Stated problem –
Below is a block of records; repeat each one exactly.

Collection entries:
◇ ◇ ◇ ◇ ◇
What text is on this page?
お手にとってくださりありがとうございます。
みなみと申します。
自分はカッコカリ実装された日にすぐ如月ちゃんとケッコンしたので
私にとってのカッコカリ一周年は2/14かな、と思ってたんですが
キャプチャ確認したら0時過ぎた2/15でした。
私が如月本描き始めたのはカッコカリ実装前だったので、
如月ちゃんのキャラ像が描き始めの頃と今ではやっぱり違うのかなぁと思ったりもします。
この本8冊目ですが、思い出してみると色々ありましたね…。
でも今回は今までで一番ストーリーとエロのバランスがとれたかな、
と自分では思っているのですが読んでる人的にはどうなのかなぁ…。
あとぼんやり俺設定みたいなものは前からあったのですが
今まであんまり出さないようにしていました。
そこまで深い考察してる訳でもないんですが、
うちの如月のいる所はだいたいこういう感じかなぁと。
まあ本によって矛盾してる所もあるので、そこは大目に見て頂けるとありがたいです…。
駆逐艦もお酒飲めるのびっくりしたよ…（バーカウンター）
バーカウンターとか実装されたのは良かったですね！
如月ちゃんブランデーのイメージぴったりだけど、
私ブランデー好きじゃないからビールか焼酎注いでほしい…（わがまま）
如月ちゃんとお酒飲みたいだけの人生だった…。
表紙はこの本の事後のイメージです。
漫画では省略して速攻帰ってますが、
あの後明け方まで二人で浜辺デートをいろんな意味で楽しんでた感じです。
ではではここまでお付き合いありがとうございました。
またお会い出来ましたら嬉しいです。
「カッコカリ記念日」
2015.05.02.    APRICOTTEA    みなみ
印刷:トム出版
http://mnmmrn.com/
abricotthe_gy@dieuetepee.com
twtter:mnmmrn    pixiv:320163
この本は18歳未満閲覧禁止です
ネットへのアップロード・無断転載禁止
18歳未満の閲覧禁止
◇ ◇ ◇ ◇ ◇
Output for this task –
What text is on this page?
お手にとってくださりありがとうございます。
みなみと申します。
自分はカッコカリ実装された日にすぐ如月ちゃんとケッコンしたので
私にとってのカッコカリ一周年は2/14かな、と思ってたんですが
キャプチャ確認したら0時過ぎた2/15でした。
私が如月本描き始めたのはカッコカリ実装前だったので、
如月ちゃんのキャラ像が描き始めの頃と今ではやっぱり違うのかなぁと思ったりもします。
この本8冊目ですが、思い出してみると色々ありましたね…。
でも今回は今までで一番ストーリーとエロのバランスがとれたかな、
と自分では思っているのですが読んでる人的にはどうなのかなぁ…。
あとぼんやり俺設定みたいなものは前からあったのですが
今まであんまり出さないようにしていました。
そこまで深い考察してる訳でもないんですが、
うちの如月のいる所はだいたいこういう感じかなぁと。
まあ本によって矛盾してる所もあるので、そこは大目に見て頂けるとありがたいです…。
駆逐艦もお酒飲めるのびっくりしたよ…（バーカウンター）
バーカウンターとか実装されたのは良かったですね！
如月ちゃんブランデーのイメージぴったりだけど、
私ブランデー好きじゃないからビールか焼酎注いでほしい…（わがまま）
如月ちゃんとお酒飲みたいだけの人生だった…。
表紙はこの本の事後のイメージです。
漫画では省略して速攻帰ってますが、
あの後明け方まで二人で浜辺デートをいろんな意味で楽しんでた感じです。
ではではここまでお付き合いありがとうございました。
またお会い出来ましたら嬉しいです。
「カッコカリ記念日」
2015.05.02.    APRICOTTEA    みなみ
印刷:トム出版
http://mnmmrn.com/
abricotthe_gy@dieuetepee.com
twtter:mnmmrn    pixiv:320163
この本は18歳未満閲覧禁止です
ネットへのアップロード・無断転載禁止
18歳未満の閲覧禁止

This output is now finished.